WHAT TO PRODUCE. Check each line of the records for "提高认识"; collect those that have it.

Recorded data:
════════════════
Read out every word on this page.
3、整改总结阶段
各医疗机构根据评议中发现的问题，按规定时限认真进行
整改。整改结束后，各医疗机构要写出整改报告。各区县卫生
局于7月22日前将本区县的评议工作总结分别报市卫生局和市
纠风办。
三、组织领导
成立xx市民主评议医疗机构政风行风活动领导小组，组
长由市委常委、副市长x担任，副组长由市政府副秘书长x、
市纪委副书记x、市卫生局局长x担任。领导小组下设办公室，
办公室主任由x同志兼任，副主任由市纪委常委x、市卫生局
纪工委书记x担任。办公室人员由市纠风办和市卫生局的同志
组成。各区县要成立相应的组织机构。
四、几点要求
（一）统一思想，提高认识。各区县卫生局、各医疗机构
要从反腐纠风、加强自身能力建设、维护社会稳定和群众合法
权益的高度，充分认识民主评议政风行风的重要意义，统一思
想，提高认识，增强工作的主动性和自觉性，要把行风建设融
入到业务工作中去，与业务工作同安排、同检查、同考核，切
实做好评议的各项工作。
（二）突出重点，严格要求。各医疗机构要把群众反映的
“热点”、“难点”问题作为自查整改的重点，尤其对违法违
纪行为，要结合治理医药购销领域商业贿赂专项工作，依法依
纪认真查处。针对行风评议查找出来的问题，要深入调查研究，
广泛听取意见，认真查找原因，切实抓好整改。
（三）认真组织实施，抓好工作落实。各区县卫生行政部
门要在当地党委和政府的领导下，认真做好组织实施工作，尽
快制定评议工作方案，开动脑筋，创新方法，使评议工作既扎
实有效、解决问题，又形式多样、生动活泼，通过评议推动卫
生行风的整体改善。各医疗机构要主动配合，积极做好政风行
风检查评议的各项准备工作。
════════════════
TASK RESULT.
（一）统一思想，提高认识。各区县卫生局、各医疗机构
想，提高认识，增强工作的主动性和自觉性，要把行风建设融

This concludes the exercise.